_RECORD LIST_.
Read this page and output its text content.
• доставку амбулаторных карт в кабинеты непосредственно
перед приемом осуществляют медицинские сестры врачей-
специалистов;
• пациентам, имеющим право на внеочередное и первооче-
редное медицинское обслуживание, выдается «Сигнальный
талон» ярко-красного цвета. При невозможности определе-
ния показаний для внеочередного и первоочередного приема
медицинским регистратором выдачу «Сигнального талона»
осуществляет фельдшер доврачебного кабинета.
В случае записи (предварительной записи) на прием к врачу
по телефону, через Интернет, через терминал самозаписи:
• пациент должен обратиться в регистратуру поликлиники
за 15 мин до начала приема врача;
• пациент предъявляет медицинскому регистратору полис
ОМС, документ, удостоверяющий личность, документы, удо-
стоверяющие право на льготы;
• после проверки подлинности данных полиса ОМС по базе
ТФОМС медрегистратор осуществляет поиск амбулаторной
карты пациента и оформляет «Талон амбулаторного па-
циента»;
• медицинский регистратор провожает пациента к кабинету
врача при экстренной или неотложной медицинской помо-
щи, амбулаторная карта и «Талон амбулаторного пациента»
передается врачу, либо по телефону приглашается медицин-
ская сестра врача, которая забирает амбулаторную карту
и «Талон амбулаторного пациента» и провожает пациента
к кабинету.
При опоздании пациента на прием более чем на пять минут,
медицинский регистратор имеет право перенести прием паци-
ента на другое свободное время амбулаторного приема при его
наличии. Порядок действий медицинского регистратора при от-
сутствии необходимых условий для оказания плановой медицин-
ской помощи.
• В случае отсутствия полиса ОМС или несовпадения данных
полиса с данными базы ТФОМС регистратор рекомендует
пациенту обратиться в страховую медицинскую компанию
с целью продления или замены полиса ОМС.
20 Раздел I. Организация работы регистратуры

_AIM OF THE EXERCISE_.
Transcribe all of the lines in the records precisely.

_EXERCISE RESPONSE_.
Read this page and output its text content.
• доставку амбулаторных карт в кабинеты непосредственно
перед приемом осуществляют медицинские сестры врачей-
специалистов;
• пациентам, имеющим право на внеочередное и первооче-
редное медицинское обслуживание, выдается «Сигнальный
талон» ярко-красного цвета. При невозможности определе-
ния показаний для внеочередного и первоочередного приема
медицинским регистратором выдачу «Сигнального талона»
осуществляет фельдшер доврачебного кабинета.
В случае записи (предварительной записи) на прием к врачу
по телефону, через Интернет, через терминал самозаписи:
• пациент должен обратиться в регистратуру поликлиники
за 15 мин до начала приема врача;
• пациент предъявляет медицинскому регистратору полис
ОМС, документ, удостоверяющий личность, документы, удо-
стоверяющие право на льготы;
• после проверки подлинности данных полиса ОМС по базе
ТФОМС медрегистратор осуществляет поиск амбулаторной
карты пациента и оформляет «Талон амбулаторного па-
циента»;
• медицинский регистратор провожает пациента к кабинету
врача при экстренной или неотложной медицинской помо-
щи, амбулаторная карта и «Талон амбулаторного пациента»
передается врачу, либо по телефону приглашается медицин-
ская сестра врача, которая забирает амбулаторную карту
и «Талон амбулаторного пациента» и провожает пациента
к кабинету.
При опоздании пациента на прием более чем на пять минут,
медицинский регистратор имеет право перенести прием паци-
ента на другое свободное время амбулаторного приема при его
наличии. Порядок действий медицинского регистратора при от-
сутствии необходимых условий для оказания плановой медицин-
ской помощи.
• В случае отсутствия полиса ОМС или несовпадения данных
полиса с данными базы ТФОМС регистратор рекомендует
пациенту обратиться в страховую медицинскую компанию
с целью продления или замены полиса ОМС.
20 Раздел I. Организация работы регистратуры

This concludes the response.